__Rekordy__
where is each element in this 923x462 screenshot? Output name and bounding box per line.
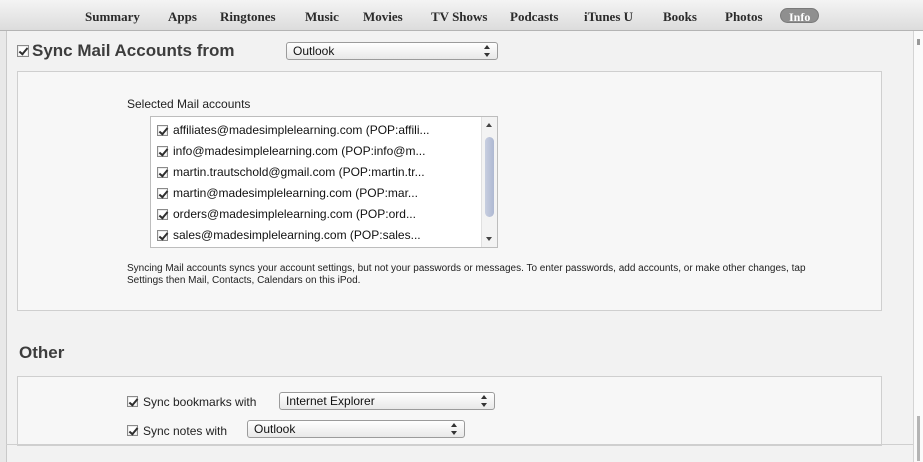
account-label: orders@madesimplelearning.com (POP:ord..… (173, 207, 416, 221)
tab-music[interactable]: Music (305, 9, 339, 25)
sync-bookmarks-label: Sync bookmarks with (143, 395, 257, 409)
account-label: affiliates@madesimplelearning.com (POP:a… (173, 123, 430, 137)
right-scrollbar[interactable] (913, 31, 923, 462)
mail-accounts-list[interactable]: affiliates@madesimplelearning.com (POP:a… (150, 116, 498, 248)
account-checkbox[interactable] (157, 230, 168, 241)
other-heading: Other (19, 343, 65, 362)
sync-notes-checkbox[interactable] (127, 425, 138, 436)
account-checkbox[interactable] (157, 209, 168, 220)
scroll-up-icon[interactable] (486, 123, 492, 127)
account-label: info@madesimplelearning.com (POP:info@m.… (173, 144, 426, 158)
mail-source-select[interactable]: Outlook (286, 42, 498, 60)
list-item[interactable]: martin@madesimplelearning.com (POP:mar..… (157, 185, 477, 203)
bookmarks-source-select[interactable]: Internet Explorer (279, 392, 495, 410)
mail-sync-description: Syncing Mail accounts syncs your account… (127, 263, 806, 286)
tab-podcasts[interactable]: Podcasts (510, 9, 558, 25)
tab-summary[interactable]: Summary (85, 9, 140, 25)
tab-info[interactable]: Info (780, 8, 820, 24)
list-item[interactable]: sales@madesimplelearning.com (POP:sales.… (157, 227, 477, 245)
scroll-thumb[interactable] (917, 416, 920, 461)
account-label: martin.trautschold@gmail.com (POP:martin… (173, 165, 425, 179)
account-checkbox[interactable] (157, 125, 168, 136)
list-item[interactable]: orders@madesimplelearning.com (POP:ord..… (157, 206, 477, 224)
sync-mail-heading: Sync Mail Accounts from (32, 41, 235, 60)
popup-arrows-icon (481, 395, 488, 407)
scroll-down-icon[interactable] (486, 237, 492, 241)
account-checkbox[interactable] (157, 167, 168, 178)
popup-arrows-icon (484, 45, 491, 57)
scroll-marker (917, 39, 920, 45)
tab-tv-shows[interactable]: TV Shows (431, 9, 487, 25)
account-checkbox[interactable] (157, 188, 168, 199)
notes-source-value: Outlook (254, 422, 296, 436)
tab-movies[interactable]: Movies (363, 9, 403, 25)
bottom-divider (6, 444, 913, 445)
sync-notes-label: Sync notes with (143, 424, 228, 438)
accounts-scroll-thumb[interactable] (485, 137, 494, 217)
notes-source-select[interactable]: Outlook (247, 420, 465, 438)
account-label: sales@madesimplelearning.com (POP:sales.… (173, 228, 421, 242)
tab-bar: Summary Apps Ringtones Music Movies TV S… (0, 0, 923, 31)
account-label: martin@madesimplelearning.com (POP:mar..… (173, 186, 418, 200)
account-checkbox[interactable] (157, 146, 168, 157)
accounts-scrollbar[interactable] (481, 117, 497, 247)
sync-mail-checkbox[interactable] (17, 45, 29, 57)
tab-photos[interactable]: Photos (725, 9, 763, 25)
sync-bookmarks-checkbox[interactable] (127, 396, 138, 407)
tab-ringtones[interactable]: Ringtones (220, 9, 276, 25)
bookmarks-source-value: Internet Explorer (286, 394, 375, 408)
tab-itunes-u[interactable]: iTunes U (584, 9, 633, 25)
selected-accounts-label: Selected Mail accounts (127, 97, 251, 111)
mail-source-value: Outlook (293, 44, 335, 58)
list-item[interactable]: affiliates@madesimplelearning.com (POP:a… (157, 122, 477, 140)
tab-books[interactable]: Books (663, 9, 697, 25)
tab-apps[interactable]: Apps (168, 9, 197, 25)
list-item[interactable]: info@madesimplelearning.com (POP:info@m.… (157, 143, 477, 161)
popup-arrows-icon (451, 423, 458, 435)
list-item[interactable]: martin.trautschold@gmail.com (POP:martin… (157, 164, 477, 182)
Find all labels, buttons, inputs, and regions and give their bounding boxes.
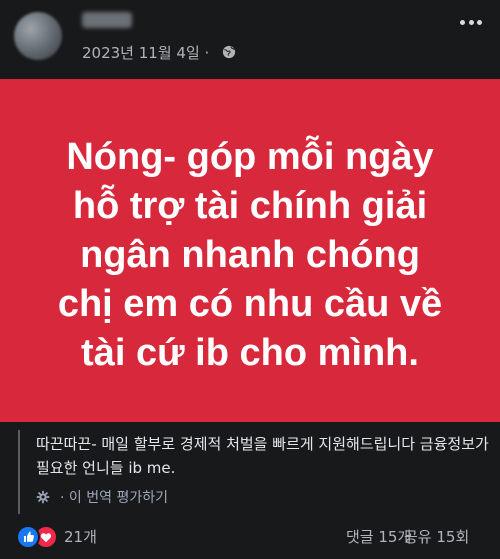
like-icon xyxy=(16,525,40,549)
reaction-icons[interactable] xyxy=(16,523,64,549)
post-header: 2023년 11월 4일 · xyxy=(0,0,500,79)
more-dot xyxy=(460,19,465,25)
caption-quote-bar xyxy=(18,430,20,514)
more-dot xyxy=(468,19,474,25)
rate-translation-label: · 이 번역 평가하기 xyxy=(60,490,168,506)
author-name[interactable] xyxy=(82,12,132,28)
globe-icon[interactable] xyxy=(222,45,236,59)
post-image[interactable]: Nóng- góp mỗi ngày hỗ trợ tài chính giải… xyxy=(0,79,500,422)
post-caption: 따끈따끈- 매일 할부로 경제적 처벌을 빠르게 지원해드립니다 금융정보가 필… xyxy=(36,435,489,477)
shares-count[interactable]: 공유 15회 xyxy=(404,526,469,547)
rate-translation-link[interactable]: · 이 번역 평가하기 xyxy=(36,487,168,507)
reaction-count[interactable]: 21개 xyxy=(64,526,97,547)
gear-icon xyxy=(36,490,50,504)
post-image-text: Nóng- góp mỗi ngày hỗ trợ tài chính giải… xyxy=(57,136,443,374)
author-avatar[interactable] xyxy=(14,12,62,60)
comments-count[interactable]: 댓글 15개 xyxy=(346,526,411,547)
post-timestamp[interactable]: 2023년 11월 4일 · xyxy=(82,42,209,63)
more-dot xyxy=(477,19,482,25)
more-options-icon[interactable] xyxy=(460,18,482,26)
reaction-bar: 21개 댓글 15개 공유 15회 xyxy=(0,521,500,549)
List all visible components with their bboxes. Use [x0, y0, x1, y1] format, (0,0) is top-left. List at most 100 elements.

__TWOJE POLECENIE__
Ujmij w numerowaną listę wiersze rekordów od wiersza z „account-label: orders@madesimplelearning.com (POP:ord..…” aż do wiersza z „sync-mail-heading: Sync Mail” włącznie. Pomiń puste wiersze.

__ROZWIĄZANIE__
1. account-label: orders@madesimplelearning.com (POP:ord..… (173, 207, 416, 221)
2. tab-music[interactable]: Music (305, 9, 339, 25)
3. sync-bookmarks-label: Sync bookmarks with (143, 395, 257, 409)
4. account-label: affiliates@madesimplelearning.com (POP:a… (173, 123, 430, 137)
5. right-scrollbar[interactable] (913, 31, 923, 462)
6. mail-accounts-list[interactable]: affiliates@madesimplelearning.com (POP:a… (150, 116, 498, 248)
7. account-checkbox[interactable] (157, 230, 168, 241)
8. other-heading: Other (19, 343, 65, 362)
9. sync-notes-checkbox[interactable] (127, 425, 138, 436)
10. account-checkbox[interactable] (157, 209, 168, 220)
11. scroll-up-icon[interactable] (486, 123, 492, 127)
12. account-label: info@madesimplelearning.com (POP:info@m.… (173, 144, 426, 158)
13. mail-source-select[interactable]: Outlook (286, 42, 498, 60)
14. list-item[interactable]: martin@madesimplelearning.com (POP:mar..… (157, 185, 477, 203)
15. bookmarks-source-select[interactable]: Internet Explorer (279, 392, 495, 410)
16. mail-sync-description: Syncing Mail accounts syncs your account… (127, 263, 806, 286)
17. tab-podcasts[interactable]: Podcasts (510, 9, 558, 25)
18. tab-summary[interactable]: Summary (85, 9, 140, 25)
19. tab-info[interactable]: Info (780, 8, 820, 24)
20. list-item[interactable]: sales@madesimplelearning.com (POP:sales.… (157, 227, 477, 245)
21. scroll-thumb[interactable] (917, 416, 920, 461)
22. account-label: martin.trautschold@gmail.com (POP:martin… (173, 165, 425, 179)
23. account-checkbox[interactable] (157, 125, 168, 136)
24. list-item[interactable]: orders@madesimplelearning.com (POP:ord..… (157, 206, 477, 224)
25. sync-mail-heading: Sync Mail Accounts from (32, 41, 235, 60)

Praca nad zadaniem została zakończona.